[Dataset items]
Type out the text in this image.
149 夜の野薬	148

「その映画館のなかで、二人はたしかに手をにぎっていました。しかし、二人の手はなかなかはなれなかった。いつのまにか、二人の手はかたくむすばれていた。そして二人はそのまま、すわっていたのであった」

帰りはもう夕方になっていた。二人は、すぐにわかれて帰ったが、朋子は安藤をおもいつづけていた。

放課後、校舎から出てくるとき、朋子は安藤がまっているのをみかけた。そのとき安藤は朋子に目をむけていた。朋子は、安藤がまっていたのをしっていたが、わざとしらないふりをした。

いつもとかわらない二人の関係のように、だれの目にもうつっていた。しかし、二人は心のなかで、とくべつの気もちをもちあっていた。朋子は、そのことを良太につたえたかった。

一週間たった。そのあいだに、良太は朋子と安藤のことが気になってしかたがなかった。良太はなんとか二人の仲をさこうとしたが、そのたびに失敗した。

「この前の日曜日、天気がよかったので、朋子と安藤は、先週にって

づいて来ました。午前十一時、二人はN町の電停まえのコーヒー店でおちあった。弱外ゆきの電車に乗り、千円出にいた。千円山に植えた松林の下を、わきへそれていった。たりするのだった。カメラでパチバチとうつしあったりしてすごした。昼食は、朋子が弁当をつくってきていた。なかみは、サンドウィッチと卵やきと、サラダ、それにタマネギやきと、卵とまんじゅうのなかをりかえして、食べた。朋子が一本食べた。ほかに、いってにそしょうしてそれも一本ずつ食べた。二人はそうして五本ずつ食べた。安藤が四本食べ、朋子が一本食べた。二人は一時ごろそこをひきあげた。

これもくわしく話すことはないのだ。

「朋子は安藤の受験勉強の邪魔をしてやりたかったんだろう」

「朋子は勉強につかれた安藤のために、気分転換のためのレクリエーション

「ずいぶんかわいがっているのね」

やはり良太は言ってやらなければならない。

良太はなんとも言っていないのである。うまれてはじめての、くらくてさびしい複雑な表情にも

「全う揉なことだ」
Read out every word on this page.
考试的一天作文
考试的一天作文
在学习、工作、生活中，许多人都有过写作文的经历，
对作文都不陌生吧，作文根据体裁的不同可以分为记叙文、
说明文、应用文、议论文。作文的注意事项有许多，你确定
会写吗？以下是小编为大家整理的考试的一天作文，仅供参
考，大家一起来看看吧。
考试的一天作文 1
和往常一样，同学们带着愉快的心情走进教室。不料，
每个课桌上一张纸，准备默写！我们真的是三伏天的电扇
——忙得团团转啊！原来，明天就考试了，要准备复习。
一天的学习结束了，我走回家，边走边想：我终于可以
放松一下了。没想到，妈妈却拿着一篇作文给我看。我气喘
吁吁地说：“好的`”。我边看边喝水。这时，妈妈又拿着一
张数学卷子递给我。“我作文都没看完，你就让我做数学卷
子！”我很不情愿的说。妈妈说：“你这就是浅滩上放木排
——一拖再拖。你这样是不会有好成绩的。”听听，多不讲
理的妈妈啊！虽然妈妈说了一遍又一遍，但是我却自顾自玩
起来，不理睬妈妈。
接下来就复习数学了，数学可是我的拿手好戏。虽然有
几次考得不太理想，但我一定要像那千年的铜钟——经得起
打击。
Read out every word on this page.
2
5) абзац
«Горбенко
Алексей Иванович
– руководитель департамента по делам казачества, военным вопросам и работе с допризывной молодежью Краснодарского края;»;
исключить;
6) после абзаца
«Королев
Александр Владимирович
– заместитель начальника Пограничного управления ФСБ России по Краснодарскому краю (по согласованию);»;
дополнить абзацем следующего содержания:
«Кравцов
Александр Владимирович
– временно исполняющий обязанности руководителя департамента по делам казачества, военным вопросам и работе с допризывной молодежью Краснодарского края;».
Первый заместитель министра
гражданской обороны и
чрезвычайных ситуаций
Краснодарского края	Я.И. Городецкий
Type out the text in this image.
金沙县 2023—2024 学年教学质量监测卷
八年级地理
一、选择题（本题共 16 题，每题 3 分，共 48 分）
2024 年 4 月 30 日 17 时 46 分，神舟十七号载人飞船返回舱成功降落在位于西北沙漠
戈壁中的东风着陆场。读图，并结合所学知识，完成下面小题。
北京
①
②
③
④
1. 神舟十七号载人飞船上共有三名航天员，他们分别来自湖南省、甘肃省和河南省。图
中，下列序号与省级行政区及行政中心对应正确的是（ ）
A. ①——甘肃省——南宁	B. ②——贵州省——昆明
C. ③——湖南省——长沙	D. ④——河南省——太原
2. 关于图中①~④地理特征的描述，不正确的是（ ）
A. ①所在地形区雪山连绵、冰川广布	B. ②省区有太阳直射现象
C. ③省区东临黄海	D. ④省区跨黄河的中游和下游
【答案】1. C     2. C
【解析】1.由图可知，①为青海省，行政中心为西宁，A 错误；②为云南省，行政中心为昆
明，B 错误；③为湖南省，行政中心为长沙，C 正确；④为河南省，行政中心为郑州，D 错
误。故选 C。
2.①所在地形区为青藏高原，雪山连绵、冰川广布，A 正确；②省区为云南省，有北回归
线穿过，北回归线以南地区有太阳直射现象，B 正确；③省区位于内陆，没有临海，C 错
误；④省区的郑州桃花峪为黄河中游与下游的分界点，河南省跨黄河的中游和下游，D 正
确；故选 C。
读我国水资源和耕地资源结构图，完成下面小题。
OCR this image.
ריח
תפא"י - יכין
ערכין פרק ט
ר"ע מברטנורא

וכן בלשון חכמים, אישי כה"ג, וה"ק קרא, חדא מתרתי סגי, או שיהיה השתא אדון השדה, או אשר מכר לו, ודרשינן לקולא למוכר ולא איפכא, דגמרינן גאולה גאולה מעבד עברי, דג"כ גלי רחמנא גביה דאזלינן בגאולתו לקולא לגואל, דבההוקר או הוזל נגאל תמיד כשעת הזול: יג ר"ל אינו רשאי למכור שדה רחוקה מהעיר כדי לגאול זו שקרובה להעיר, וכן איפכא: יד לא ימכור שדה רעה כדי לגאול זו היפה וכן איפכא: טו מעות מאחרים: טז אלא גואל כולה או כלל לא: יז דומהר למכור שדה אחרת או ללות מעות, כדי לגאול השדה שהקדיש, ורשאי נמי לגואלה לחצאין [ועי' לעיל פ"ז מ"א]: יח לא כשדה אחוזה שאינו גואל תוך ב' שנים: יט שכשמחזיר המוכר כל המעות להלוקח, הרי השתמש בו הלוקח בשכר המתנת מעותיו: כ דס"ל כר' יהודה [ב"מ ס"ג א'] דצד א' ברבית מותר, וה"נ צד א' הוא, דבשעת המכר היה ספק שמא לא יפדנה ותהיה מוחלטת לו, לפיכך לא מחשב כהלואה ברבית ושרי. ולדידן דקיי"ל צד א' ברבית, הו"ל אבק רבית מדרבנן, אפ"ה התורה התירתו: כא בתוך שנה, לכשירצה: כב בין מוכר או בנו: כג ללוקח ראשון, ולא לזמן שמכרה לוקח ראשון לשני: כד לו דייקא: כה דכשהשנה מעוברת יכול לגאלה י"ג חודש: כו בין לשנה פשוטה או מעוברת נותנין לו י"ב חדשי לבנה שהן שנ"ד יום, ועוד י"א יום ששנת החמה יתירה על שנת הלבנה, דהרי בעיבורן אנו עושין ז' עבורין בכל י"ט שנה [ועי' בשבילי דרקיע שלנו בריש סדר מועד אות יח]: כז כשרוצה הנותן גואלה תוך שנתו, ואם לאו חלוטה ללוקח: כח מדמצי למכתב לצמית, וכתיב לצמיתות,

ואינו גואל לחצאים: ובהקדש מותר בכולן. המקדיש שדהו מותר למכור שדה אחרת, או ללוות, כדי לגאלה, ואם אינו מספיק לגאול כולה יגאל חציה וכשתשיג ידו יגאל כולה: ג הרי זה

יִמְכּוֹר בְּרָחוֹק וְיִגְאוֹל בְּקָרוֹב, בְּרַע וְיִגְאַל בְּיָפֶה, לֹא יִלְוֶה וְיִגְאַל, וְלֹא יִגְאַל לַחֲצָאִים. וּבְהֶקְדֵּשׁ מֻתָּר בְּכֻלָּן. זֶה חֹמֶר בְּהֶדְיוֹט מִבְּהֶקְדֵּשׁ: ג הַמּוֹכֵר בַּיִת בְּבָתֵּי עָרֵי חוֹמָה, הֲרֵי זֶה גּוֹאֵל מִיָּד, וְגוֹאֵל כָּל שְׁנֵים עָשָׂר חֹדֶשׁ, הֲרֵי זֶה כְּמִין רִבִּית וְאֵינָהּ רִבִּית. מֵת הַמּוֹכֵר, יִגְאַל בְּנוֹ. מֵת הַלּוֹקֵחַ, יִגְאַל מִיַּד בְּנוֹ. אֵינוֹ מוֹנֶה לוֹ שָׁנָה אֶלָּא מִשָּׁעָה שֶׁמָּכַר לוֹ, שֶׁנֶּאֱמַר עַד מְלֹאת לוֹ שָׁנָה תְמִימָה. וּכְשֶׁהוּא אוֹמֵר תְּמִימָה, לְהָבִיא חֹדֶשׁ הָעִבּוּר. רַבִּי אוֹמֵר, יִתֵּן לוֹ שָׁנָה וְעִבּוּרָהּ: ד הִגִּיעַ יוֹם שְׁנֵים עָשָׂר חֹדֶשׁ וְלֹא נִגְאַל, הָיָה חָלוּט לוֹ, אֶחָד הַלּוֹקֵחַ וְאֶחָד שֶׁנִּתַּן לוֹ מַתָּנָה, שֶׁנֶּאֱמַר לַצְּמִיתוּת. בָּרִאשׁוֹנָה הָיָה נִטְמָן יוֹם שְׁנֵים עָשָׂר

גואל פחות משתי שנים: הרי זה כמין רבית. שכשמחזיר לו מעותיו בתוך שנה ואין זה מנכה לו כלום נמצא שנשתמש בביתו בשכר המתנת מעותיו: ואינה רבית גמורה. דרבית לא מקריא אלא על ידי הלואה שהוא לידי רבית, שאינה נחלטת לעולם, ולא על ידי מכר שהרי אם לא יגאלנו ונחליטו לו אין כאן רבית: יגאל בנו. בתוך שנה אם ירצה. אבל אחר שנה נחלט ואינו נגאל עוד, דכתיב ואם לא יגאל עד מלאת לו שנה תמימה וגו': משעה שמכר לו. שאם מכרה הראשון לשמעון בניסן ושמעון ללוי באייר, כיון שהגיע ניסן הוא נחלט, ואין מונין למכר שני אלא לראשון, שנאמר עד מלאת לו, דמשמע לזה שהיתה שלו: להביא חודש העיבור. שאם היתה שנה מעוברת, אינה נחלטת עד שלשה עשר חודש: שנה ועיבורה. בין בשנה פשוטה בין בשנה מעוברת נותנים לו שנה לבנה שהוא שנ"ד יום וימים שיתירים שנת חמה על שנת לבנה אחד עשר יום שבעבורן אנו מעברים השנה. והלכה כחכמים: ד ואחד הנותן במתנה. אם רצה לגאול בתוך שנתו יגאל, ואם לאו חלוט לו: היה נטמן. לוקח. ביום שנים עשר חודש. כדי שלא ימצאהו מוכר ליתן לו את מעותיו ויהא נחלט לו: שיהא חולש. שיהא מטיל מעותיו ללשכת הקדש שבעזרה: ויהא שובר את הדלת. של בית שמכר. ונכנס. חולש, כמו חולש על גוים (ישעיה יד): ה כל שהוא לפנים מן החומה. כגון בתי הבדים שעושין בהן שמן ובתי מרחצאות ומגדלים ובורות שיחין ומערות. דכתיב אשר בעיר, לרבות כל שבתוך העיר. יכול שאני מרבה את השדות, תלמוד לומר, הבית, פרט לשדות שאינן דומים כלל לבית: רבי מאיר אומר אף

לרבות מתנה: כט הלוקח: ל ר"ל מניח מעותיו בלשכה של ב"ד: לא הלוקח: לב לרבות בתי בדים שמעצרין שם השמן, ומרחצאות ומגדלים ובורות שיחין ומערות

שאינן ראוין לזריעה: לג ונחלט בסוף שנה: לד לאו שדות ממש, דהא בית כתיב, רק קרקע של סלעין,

| AIM |
Tally the lines in the entries above that hold the word "молодежью". Reply with nothing but that count.

| EXERCISE ANSWER |
2